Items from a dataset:
________________________________________

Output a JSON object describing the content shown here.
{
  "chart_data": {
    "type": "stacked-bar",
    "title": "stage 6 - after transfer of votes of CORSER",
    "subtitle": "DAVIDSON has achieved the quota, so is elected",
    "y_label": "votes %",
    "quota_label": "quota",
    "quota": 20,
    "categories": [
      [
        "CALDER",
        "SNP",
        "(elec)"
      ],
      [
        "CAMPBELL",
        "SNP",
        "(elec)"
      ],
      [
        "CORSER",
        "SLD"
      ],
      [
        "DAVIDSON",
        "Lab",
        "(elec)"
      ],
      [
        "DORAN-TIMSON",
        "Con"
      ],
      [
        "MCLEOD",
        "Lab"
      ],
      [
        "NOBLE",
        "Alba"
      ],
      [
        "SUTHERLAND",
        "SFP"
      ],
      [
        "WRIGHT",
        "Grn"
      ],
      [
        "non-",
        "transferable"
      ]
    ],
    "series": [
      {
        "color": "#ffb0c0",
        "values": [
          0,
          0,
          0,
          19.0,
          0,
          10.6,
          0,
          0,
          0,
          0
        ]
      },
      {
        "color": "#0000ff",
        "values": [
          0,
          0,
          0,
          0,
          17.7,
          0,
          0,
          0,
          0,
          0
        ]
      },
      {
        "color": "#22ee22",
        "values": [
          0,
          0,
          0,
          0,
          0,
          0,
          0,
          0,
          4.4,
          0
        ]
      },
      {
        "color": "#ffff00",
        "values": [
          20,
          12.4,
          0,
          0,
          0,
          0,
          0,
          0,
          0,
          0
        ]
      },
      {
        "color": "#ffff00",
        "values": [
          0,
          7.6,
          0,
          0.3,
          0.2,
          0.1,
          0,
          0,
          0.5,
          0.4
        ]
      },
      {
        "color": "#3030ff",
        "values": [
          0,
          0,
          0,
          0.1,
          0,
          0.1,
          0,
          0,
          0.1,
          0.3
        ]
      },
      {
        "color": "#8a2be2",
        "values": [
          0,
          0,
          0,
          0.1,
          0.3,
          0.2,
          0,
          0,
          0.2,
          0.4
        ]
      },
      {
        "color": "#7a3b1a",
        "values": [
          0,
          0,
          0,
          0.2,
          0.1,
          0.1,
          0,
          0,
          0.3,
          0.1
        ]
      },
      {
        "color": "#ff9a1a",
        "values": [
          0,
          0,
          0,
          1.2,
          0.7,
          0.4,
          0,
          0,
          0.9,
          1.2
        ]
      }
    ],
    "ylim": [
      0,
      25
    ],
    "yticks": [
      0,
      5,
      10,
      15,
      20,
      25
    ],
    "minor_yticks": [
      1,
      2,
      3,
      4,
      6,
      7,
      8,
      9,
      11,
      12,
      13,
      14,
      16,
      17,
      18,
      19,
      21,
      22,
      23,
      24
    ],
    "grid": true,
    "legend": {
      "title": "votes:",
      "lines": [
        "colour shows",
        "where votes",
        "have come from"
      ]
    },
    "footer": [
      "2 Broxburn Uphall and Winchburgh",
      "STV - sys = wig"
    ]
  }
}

________________________________________

TASK REQUIREMENTS: Copy every line exactly. Leave nothing out.

EXERCISE ANSWER:
Output a JSON object describing the content shown here.
{
  "chart_data": {
    "type": "stacked-bar",
    "title": "stage 6 - after transfer of votes of CORSER",
    "subtitle": "DAVIDSON has achieved the quota, so is elected",
    "y_label": "votes %",
    "quota_label": "quota",
    "quota": 20,
    "categories": [
      [
        "CALDER",
        "SNP",
        "(elec)"
      ],
      [
        "CAMPBELL",
        "SNP",
        "(elec)"
      ],
      [
        "CORSER",
        "SLD"
      ],
      [
        "DAVIDSON",
        "Lab",
        "(elec)"
      ],
      [
        "DORAN-TIMSON",
        "Con"
      ],
      [
        "MCLEOD",
        "Lab"
      ],
      [
        "NOBLE",
        "Alba"
      ],
      [
        "SUTHERLAND",
        "SFP"
      ],
      [
        "WRIGHT",
        "Grn"
      ],
      [
        "non-",
        "transferable"
      ]
    ],
    "series": [
      {
        "color": "#ffb0c0",
        "values": [
          0,
          0,
          0,
          19.0,
          0,
          10.6,
          0,
          0,
          0,
          0
        ]
      },
      {
        "color": "#0000ff",
        "values": [
          0,
          0,
          0,
          0,
          17.7,
          0,
          0,
          0,
          0,
          0
        ]
      },
      {
        "color": "#22ee22",
        "values": [
          0,
          0,
          0,
          0,
          0,
          0,
          0,
          0,
          4.4,
          0
        ]
      },
      {
        "color": "#ffff00",
        "values": [
          20,
          12.4,
          0,
          0,
          0,
          0,
          0,
          0,
          0,
          0
        ]
      },
      {
        "color": "#ffff00",
        "values": [
          0,
          7.6,
          0,
          0.3,
          0.2,
          0.1,
          0,
          0,
          0.5,
          0.4
        ]
      },
      {
        "color": "#3030ff",
        "values": [
          0,
          0,
          0,
          0.1,
          0,
          0.1,
          0,
          0,
          0.1,
          0.3
        ]
      },
      {
        "color": "#8a2be2",
        "values": [
          0,
          0,
          0,
          0.1,
          0.3,
          0.2,
          0,
          0,
          0.2,
          0.4
        ]
      },
      {
        "color": "#7a3b1a",
        "values": [
          0,
          0,
          0,
          0.2,
          0.1,
          0.1,
          0,
          0,
          0.3,
          0.1
        ]
      },
      {
        "color": "#ff9a1a",
        "values": [
          0,
          0,
          0,
          1.2,
          0.7,
          0.4,
          0,
          0,
          0.9,
          1.2
        ]
      }
    ],
    "ylim": [
      0,
      25
    ],
    "yticks": [
      0,
      5,
      10,
      15,
      20,
      25
    ],
    "minor_yticks": [
      1,
      2,
      3,
      4,
      6,
      7,
      8,
      9,
      11,
      12,
      13,
      14,
      16,
      17,
      18,
      19,
      21,
      22,
      23,
      24
    ],
    "grid": true,
    "legend": {
      "title": "votes:",
      "lines": [
        "colour shows",
        "where votes",
        "have come from"
      ]
    },
    "footer": [
      "2 Broxburn Uphall and Winchburgh",
      "STV - sys = wig"
    ]
  }
}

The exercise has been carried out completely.